**SET TASK**:
Copy out the whole listing exactly as written, leaving the pictures behind.

Dataset items
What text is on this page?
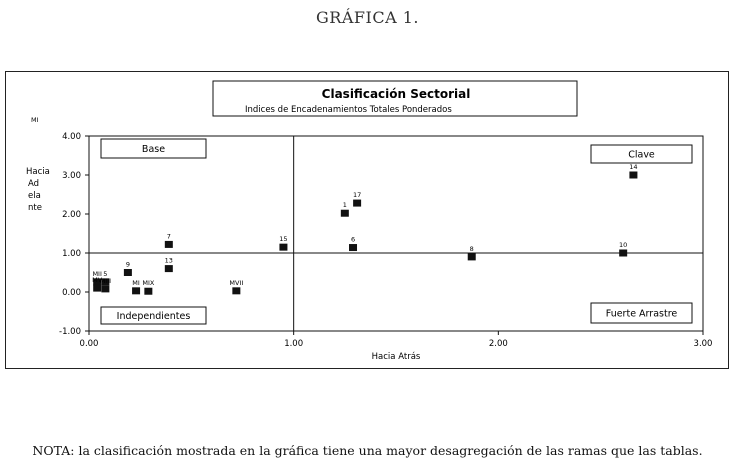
GRÁFICA 1.
Clasificación Sectorial
Indices de Encadenamientos Totales Ponderados
MI
Hacia
Ad
ela
nte
0.00	1.00	2.00	3.00
-1.00
0.00
1.00
2.00
3.00
4.00
Base	Clave
Independientes	Fuerte Arrastre
14
17
1
6
15
7
10
8
13
9
MI MIX	MVII
MII 5
MV
MIII
Hacia Atrás
NOTA: la clasificación mostrada en la gráfica tiene una mayor desagregación de las ramas que las tablas.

**FINISHED EXERCISE**:
What text is on this page?
GRÁFICA 1.
Clasificación Sectorial
Indices de Encadenamientos Totales Ponderados
MI
Hacia
Ad
ela
nte
0.00	1.00	2.00	3.00
-1.00
0.00
1.00
2.00
3.00
4.00
Base	Clave
Independientes	Fuerte Arrastre
14
17
1
6
15
7
10
8
13
9
MI MIX	MVII
MII 5
MV
MIII
Hacia Atrás
NOTA: la clasificación mostrada en la gráfica tiene una mayor desagregación de las ramas que las tablas.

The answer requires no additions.